** Goal **
Assemble all lines in which the string "年优思灵降价情况" appears.
-.-.-
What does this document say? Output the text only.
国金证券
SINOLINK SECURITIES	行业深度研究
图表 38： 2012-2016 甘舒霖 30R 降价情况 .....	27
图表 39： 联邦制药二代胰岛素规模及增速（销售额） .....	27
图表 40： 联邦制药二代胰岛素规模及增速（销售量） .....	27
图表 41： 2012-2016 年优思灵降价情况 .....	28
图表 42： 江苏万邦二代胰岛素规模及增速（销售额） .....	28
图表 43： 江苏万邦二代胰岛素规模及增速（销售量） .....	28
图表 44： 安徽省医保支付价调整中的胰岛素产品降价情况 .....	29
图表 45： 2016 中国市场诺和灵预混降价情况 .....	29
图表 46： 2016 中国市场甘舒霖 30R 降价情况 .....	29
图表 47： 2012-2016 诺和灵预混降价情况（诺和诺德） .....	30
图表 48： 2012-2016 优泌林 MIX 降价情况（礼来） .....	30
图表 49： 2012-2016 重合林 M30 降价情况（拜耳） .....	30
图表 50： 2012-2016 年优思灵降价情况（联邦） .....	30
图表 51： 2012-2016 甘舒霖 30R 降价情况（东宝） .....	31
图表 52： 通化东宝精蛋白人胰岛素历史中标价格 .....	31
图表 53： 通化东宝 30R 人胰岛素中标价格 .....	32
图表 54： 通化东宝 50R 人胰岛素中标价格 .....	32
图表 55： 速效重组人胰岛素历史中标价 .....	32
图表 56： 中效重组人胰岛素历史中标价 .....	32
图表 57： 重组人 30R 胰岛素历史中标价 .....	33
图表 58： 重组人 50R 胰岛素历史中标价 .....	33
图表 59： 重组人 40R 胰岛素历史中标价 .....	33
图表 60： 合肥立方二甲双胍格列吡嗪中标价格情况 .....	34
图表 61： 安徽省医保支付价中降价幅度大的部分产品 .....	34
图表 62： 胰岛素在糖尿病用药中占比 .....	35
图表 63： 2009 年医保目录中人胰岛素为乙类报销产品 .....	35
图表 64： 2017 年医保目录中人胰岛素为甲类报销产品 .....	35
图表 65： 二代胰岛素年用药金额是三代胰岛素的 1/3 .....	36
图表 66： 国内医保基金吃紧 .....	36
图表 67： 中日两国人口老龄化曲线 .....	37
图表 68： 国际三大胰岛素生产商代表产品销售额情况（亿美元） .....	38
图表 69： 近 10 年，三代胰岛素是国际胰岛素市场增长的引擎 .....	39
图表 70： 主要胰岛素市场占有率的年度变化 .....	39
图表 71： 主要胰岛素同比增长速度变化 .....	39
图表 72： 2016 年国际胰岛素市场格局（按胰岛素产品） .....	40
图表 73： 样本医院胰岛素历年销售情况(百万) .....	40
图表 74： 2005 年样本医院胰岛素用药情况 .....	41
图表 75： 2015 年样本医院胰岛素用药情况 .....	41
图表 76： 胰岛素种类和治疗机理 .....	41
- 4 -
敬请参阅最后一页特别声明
-.-.-
** Finished task **
图表 41： 2012-2016 年优思灵降价情况 .....	28
图表 50： 2012-2016 年优思灵降价情况（联邦） .....	30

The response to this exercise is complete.